Recommender’s comments:
1/ My main concern is related to the resampling 500 times each estimate of t0. The distributions are rather narrow (see Figure 4), with an average range of 0.7 weeks, which is inferior to the unit of temporal resolution. I would think intuitively that it does create pseudo-replication within the dataset. One of the reviewer was surprised with this approach as well, so please try to clarify this point.
2/ I am also puzzled by the partitioning of the 500 replicates are partitioned into building and training datasets, as they are not independent and values are all really close : basically you use more or less the same date for both steps, which does not really count as validation. You could rather use different orchards, picked from the different biogeographic areas.
3/ There are about 200 data points, nested within 69 orchards. How can you be sure of having enough power to test the combined effects of about 30 explanatory variables?
4/ What do you use the Popfit model if you are only interested in the initial growth phase? Would a simple, exponential-type model be enough?
5/ Could you identify on Figure 3 which were the data points that were excluded from the analysis?
6/ On Fig 7, the gam-smoothed curves seem overfitted. How did you choose the fitting parameters you used? Have you tried different degrees of constraint on the fitting? Please give more details in the text on the fitting method.
7/ You interpret the influence of LU13 landscape class as possibly arising from re-infestation from urban micro-gardens. If this is the case, I would expect the LU4 class (orchards) to also stand out in the analysis?

Exercise requirements:
1. Answer the following questions using the recommender's comments:
(a) What is the average range of the distributions mentioned in the first comment?
(b) How many data points are there, and within how many orchards are they nested?
(c) Which landscape class is interpreted as possibly reflecting re-infestation from urban micro-gardens?
2. Reproduce verbatim the stretch of the recommender's comments from "3/ There are" through "in the analysis?".

Extracted material:

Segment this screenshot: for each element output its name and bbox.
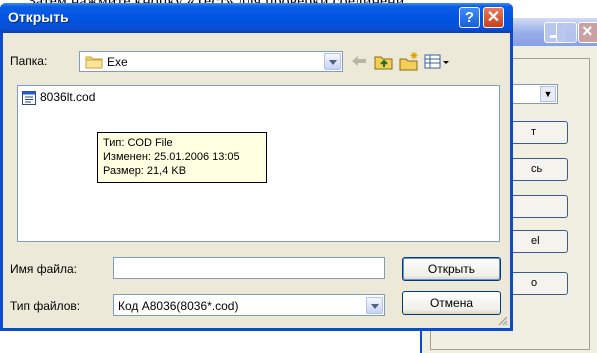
folder-label: Папка: [10, 54, 48, 68]
up-folder-icon[interactable] [373, 51, 395, 72]
filetype-select[interactable]: Код A8036(8036*.cod) [113, 294, 385, 316]
filename-input[interactable] [113, 257, 385, 279]
chevron-down-icon[interactable] [366, 297, 383, 314]
back-icon[interactable] [348, 51, 370, 72]
open-button[interactable]: Открыть [402, 257, 501, 281]
chevron-down-icon: ▼ [540, 86, 556, 102]
new-folder-icon[interactable] [398, 51, 420, 72]
file-info-tooltip: Тип: COD File Изменен: 25.01.2006 13:05 … [97, 132, 267, 183]
help-icon: ? [464, 9, 475, 26]
close-icon[interactable]: × [578, 21, 597, 43]
resize-grip-icon[interactable] [496, 314, 508, 326]
filetype-value: Код A8036(8036*.cod) [118, 299, 239, 313]
chevron-down-icon[interactable] [324, 53, 341, 70]
cod-file-icon [22, 91, 36, 105]
tooltip-modified: Изменен: 25.01.2006 13:05 [103, 151, 240, 163]
filename-label: Имя файла: [10, 262, 77, 276]
filetype-label: Тип файлов: [10, 299, 81, 313]
help-button[interactable]: ? [459, 7, 480, 28]
open-file-dialog: Открыть ? ✕ Папка: Exe 8036lt.cod Тип: C… [0, 3, 513, 331]
cancel-button[interactable]: Отмена [402, 291, 501, 315]
tooltip-type: Тип: COD File [103, 137, 173, 149]
dialog-titlebar[interactable]: Открыть ? ✕ [0, 3, 513, 33]
tooltip-size: Размер: 21,4 KB [103, 165, 187, 177]
view-menu-icon[interactable] [423, 51, 451, 72]
maximize-icon[interactable] [556, 22, 577, 43]
file-name: 8036lt.cod [40, 90, 96, 104]
folder-value: Exe [107, 55, 128, 69]
folder-combo[interactable]: Exe [79, 51, 343, 72]
close-button[interactable]: ✕ [483, 7, 504, 28]
dialog-title: Открыть [8, 9, 69, 25]
folder-icon [85, 56, 103, 69]
close-icon: ✕ [486, 9, 501, 26]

Answers by task:
1.
(a) 0.7 weeks
(b) About 200 data points, nested within 69 orchards
(c) LU13

2.
3/ There are about 200 data points, nested within 69 orchards. How can you be sure of having enough power to test the combined effects of about 30 explanatory variables?
4/ What do you use the Popfit model if you are only interested in the initial growth phase? Would a simple, exponential-type model be enough?
5/ Could you identify on Figure 3 which were the data points that were excluded from the analysis?
6/ On Fig 7, the gam-smoothed curves seem overfitted. How did you choose the fitting parameters you used? Have you tried different degrees of constraint on the fitting? Please give more details in the text on the fitting method.
7/ You interpret the influence of LU13 landscape class as possibly arising from re-infestation from urban micro-gardens. If this is the case, I would expect the LU4 class (orchards) to also stand out in the analysis?